Report each line of the data that includes the word "AUDUSD".

------ Excerpted data

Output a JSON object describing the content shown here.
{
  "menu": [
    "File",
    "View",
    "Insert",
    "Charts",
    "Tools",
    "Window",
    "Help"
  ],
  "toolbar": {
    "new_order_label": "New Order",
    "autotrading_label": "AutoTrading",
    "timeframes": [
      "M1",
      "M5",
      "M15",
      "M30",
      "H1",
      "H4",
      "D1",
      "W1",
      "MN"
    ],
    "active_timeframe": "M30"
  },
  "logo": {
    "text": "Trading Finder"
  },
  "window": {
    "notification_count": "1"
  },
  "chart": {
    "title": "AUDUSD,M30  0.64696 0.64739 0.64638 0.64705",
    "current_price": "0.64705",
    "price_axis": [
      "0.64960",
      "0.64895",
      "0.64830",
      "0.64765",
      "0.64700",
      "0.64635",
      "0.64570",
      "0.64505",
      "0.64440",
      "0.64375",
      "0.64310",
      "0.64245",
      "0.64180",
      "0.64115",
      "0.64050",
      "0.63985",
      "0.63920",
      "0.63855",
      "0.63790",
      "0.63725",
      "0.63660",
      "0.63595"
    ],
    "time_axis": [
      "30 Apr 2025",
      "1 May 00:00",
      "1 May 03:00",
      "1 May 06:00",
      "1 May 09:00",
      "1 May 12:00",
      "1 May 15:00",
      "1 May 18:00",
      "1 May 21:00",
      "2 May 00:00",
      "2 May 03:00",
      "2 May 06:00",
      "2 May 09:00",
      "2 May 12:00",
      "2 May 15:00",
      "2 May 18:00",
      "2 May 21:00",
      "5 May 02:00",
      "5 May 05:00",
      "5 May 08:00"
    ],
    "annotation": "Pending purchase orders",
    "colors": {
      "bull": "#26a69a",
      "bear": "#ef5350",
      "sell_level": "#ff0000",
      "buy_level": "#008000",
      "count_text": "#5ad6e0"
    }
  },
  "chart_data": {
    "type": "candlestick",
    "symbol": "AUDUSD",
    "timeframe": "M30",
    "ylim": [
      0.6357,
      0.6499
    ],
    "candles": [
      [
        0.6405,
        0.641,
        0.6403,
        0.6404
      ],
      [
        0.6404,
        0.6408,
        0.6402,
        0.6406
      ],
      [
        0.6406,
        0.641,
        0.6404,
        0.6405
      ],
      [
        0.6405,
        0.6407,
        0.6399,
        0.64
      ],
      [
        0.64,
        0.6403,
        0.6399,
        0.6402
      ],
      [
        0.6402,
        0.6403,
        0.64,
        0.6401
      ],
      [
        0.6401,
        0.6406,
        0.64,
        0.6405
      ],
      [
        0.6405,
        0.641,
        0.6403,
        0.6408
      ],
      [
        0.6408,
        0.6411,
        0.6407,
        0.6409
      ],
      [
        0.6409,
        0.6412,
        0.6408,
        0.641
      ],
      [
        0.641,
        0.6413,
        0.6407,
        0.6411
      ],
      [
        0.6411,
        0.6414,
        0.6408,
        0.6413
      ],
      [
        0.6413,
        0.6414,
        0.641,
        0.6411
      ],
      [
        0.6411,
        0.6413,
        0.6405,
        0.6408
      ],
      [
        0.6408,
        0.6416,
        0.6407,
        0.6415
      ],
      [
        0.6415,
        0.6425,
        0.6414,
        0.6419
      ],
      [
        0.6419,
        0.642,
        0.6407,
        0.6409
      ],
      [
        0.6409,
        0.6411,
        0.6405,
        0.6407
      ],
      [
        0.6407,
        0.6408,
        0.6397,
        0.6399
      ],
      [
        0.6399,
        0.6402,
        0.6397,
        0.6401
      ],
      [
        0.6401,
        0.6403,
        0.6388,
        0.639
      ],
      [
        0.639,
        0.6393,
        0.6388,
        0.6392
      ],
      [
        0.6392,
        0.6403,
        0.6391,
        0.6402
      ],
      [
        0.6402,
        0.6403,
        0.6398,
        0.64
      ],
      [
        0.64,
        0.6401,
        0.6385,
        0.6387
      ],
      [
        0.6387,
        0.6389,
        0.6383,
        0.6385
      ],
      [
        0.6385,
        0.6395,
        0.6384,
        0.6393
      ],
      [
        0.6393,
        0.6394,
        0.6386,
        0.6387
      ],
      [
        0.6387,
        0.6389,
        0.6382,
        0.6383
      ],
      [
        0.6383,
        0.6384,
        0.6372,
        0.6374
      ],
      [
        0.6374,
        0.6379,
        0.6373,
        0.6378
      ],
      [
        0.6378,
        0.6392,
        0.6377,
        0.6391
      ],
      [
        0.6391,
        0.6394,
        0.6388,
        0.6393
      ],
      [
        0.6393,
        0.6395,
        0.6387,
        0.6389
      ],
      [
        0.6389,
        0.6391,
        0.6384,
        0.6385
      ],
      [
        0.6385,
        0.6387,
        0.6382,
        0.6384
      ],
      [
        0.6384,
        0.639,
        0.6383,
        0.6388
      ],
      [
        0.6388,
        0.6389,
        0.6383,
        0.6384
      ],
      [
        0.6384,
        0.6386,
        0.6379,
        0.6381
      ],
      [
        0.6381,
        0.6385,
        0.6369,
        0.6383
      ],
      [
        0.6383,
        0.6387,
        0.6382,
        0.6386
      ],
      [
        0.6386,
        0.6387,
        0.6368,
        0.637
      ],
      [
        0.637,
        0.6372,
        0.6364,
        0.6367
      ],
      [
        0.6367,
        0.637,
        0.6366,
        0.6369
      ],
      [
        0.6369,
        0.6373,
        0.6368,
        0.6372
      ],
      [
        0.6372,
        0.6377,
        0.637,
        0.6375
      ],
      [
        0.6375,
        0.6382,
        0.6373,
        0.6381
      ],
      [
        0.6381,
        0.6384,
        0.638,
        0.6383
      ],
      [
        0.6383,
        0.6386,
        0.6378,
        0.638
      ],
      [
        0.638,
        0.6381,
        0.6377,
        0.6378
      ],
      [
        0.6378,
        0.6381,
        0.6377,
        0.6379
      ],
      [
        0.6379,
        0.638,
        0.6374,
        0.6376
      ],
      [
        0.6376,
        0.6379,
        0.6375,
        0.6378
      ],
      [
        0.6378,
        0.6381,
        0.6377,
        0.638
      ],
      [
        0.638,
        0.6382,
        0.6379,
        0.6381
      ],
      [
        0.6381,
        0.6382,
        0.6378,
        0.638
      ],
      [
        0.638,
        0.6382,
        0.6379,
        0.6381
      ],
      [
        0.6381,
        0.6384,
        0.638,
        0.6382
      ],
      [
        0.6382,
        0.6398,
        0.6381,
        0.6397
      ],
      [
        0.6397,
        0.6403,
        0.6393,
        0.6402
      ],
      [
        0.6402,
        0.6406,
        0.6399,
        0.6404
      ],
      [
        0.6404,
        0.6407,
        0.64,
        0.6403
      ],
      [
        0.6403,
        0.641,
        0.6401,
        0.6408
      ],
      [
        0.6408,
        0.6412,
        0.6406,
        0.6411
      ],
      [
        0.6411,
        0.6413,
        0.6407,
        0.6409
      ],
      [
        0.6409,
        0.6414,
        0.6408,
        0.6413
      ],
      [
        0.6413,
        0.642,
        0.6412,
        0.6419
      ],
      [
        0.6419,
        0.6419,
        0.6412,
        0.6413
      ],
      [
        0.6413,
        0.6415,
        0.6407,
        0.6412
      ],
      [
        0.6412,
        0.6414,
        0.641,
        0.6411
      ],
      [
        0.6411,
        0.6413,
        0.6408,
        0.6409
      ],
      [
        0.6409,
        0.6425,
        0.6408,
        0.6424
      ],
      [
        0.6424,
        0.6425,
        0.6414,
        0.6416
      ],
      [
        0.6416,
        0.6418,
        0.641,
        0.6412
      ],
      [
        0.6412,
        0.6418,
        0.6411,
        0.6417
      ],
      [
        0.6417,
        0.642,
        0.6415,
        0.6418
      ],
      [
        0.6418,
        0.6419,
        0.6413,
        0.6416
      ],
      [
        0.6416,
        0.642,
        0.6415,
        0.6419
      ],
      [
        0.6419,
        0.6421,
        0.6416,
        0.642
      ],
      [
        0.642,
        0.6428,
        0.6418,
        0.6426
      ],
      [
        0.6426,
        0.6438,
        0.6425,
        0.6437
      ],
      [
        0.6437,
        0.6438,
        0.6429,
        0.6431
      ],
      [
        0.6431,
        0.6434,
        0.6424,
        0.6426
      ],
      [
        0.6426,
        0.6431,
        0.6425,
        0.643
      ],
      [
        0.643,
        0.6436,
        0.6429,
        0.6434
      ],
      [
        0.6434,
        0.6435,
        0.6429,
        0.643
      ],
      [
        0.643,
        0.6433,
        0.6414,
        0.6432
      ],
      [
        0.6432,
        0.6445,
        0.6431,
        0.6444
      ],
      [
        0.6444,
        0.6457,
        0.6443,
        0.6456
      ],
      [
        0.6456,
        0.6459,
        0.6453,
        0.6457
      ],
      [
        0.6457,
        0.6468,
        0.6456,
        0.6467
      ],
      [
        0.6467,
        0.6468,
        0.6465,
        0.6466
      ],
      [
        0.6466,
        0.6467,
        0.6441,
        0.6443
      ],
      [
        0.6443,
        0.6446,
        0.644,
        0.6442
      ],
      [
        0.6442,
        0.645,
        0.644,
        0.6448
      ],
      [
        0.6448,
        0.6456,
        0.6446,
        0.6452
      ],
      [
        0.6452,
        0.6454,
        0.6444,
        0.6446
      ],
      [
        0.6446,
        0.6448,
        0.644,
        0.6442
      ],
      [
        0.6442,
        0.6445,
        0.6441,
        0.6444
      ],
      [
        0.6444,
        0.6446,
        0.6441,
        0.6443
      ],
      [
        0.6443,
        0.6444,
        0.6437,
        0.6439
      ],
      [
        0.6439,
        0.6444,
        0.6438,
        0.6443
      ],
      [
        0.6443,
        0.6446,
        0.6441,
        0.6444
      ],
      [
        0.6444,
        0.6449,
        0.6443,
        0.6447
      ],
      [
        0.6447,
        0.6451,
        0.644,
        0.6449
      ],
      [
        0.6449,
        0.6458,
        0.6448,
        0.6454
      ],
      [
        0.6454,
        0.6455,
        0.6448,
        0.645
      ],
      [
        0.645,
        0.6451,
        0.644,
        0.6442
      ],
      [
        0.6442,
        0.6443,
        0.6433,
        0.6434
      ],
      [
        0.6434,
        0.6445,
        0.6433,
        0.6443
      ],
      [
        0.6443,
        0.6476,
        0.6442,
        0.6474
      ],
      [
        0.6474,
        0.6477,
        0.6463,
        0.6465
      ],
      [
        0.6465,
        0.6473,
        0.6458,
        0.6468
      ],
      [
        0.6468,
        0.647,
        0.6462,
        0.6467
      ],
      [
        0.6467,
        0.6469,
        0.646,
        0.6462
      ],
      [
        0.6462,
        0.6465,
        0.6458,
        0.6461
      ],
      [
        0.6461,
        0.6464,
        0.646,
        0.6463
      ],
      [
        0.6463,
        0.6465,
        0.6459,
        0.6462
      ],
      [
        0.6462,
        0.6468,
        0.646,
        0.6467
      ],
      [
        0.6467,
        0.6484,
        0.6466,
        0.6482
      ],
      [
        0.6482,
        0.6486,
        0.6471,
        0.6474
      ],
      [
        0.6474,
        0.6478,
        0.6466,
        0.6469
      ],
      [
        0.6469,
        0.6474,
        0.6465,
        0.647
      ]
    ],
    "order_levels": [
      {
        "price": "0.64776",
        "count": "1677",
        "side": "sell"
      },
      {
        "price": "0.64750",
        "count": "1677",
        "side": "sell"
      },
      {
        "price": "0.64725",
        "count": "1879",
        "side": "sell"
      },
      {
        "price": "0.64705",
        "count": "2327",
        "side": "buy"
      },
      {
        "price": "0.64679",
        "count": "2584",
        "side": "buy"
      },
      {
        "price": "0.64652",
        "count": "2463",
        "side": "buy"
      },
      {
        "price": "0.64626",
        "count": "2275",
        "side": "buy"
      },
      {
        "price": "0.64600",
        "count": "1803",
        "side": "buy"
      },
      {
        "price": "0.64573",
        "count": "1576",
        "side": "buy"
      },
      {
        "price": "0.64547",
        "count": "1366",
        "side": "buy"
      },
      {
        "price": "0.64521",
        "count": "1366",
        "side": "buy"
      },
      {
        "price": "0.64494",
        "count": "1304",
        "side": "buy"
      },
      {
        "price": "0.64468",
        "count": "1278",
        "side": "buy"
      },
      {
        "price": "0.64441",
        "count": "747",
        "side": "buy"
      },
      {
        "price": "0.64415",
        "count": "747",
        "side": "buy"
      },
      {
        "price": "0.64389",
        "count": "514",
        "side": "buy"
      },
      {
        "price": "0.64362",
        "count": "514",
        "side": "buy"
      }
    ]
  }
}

------------

[Written solution]
    "title": "AUDUSD,M30  0.64696 0.64739 0.64638 0.64705",
    "symbol": "AUDUSD",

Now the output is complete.